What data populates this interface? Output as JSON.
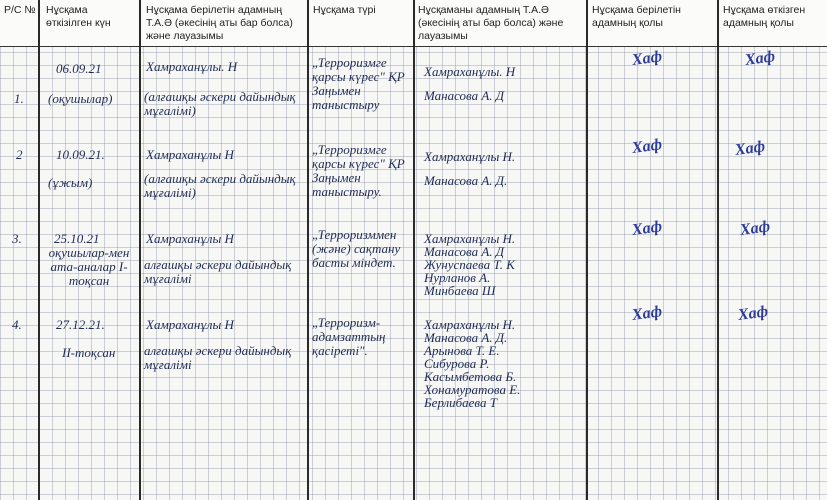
{
  "headers": [
    "Р/С №",
    "Нұсқама өткізілген күн",
    "Нұсқама берілетін адамның Т.А.Ә (әкесінің аты бар болса) және лауазымы",
    "Нұсқама түрі",
    "Нұсқаманы адамның Т.А.Ә (әкесінің аты бар болса) және лауазымы",
    "Нұсқама берілетін адамның қолы",
    "Нұсқама өткізген адамның қолы"
  ],
  "rows": [
    {
      "num": "1.",
      "date": "06.09.21",
      "audience": "(оқушылар)",
      "instructor": "Хамраханұлы. Н",
      "position": "(алғашқы әскери дайындық мұғалімі)",
      "type": "„Терроризмге қарсы күрес\" ҚР Заңымен таныстыру",
      "persons": "Хамраханұлы. Н\nМанасова А. Д",
      "sig1": "Хаф",
      "sig2": "Хаф"
    },
    {
      "num": "2",
      "date": "10.09.21.",
      "audience": "(ұжым)",
      "instructor": "Хамраханұлы Н",
      "position": "(алғашқы әскери дайындық мұғалімі)",
      "type": "„Терроризмге қарсы күрес\" ҚР Заңымен таныстыру.",
      "persons": "Хамраханұлы Н.\nМанасова А. Д.",
      "sig1": "Хаф",
      "sig2": "Хаф"
    },
    {
      "num": "3.",
      "date": "25.10.21",
      "audience": "оқушылар-мен ата-аналар I-тоқсан",
      "instructor": "Хамраханұлы Н",
      "position": "алғашқы әскери дайындық мұғалімі",
      "type": "„Терроризммен (және) сақтану басты міндет.",
      "persons": "Хамраханұлы Н.\nМанасова А. Д\nЖунуспаева Т. К\nНурланов А.\nМинбаева Ш",
      "sig1": "Хаф",
      "sig2": "Хаф"
    },
    {
      "num": "4.",
      "date": "27.12.21.",
      "audience": "II-тоқсан",
      "instructor": "Хамраханұлы Н",
      "position": "алғашқы әскери дайындық мұғалімі",
      "type": "„Терроризм-адамзаттың қасіреті\".",
      "persons": "Хамраханұлы Н.\nМанасова А. Д.\nАрынова Т. Е.\nСибурова Р.\nКасымбетова Б.\nХонамуратова Е.\nБерлибаева Т",
      "sig1": "Хаф",
      "sig2": "Хаф"
    }
  ]
}
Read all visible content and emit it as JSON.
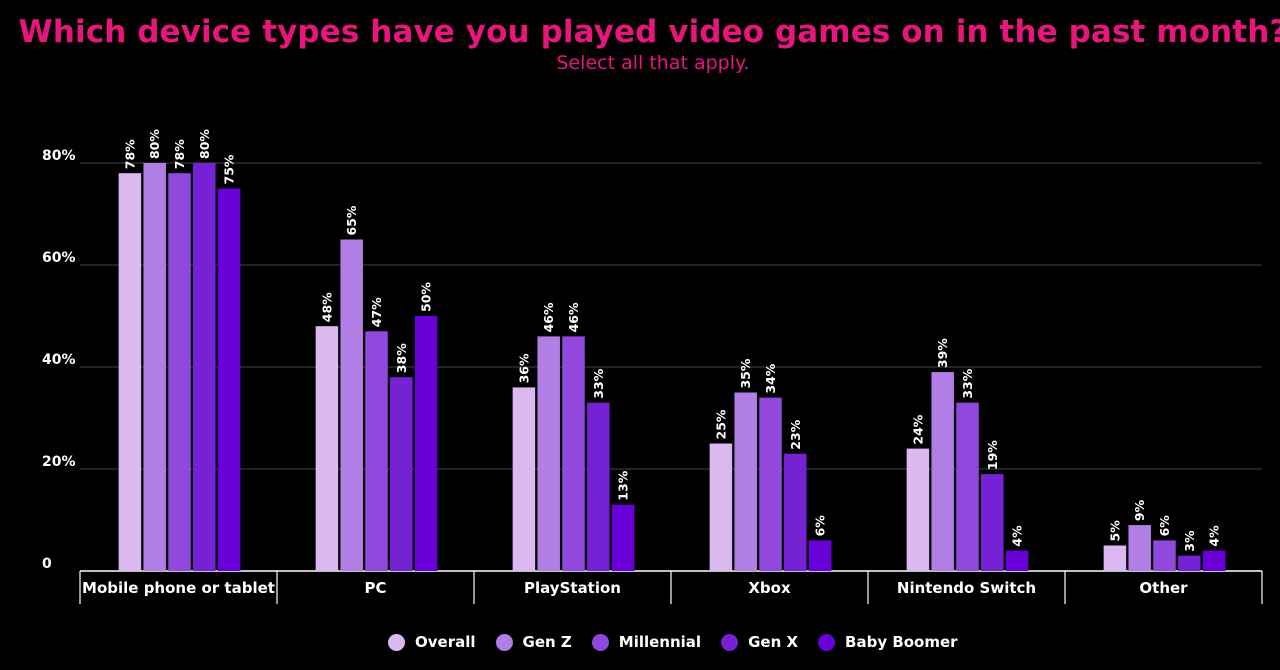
----------------
Given problem — Every line above that contains the word "берілетін" should be reported.

Task solution —
    "Нұсқама берілетін адамның Т.А.Ә (әкесінің аты бар болса) және лауазымы",
    "Нұсқама берілетін адамның қолы",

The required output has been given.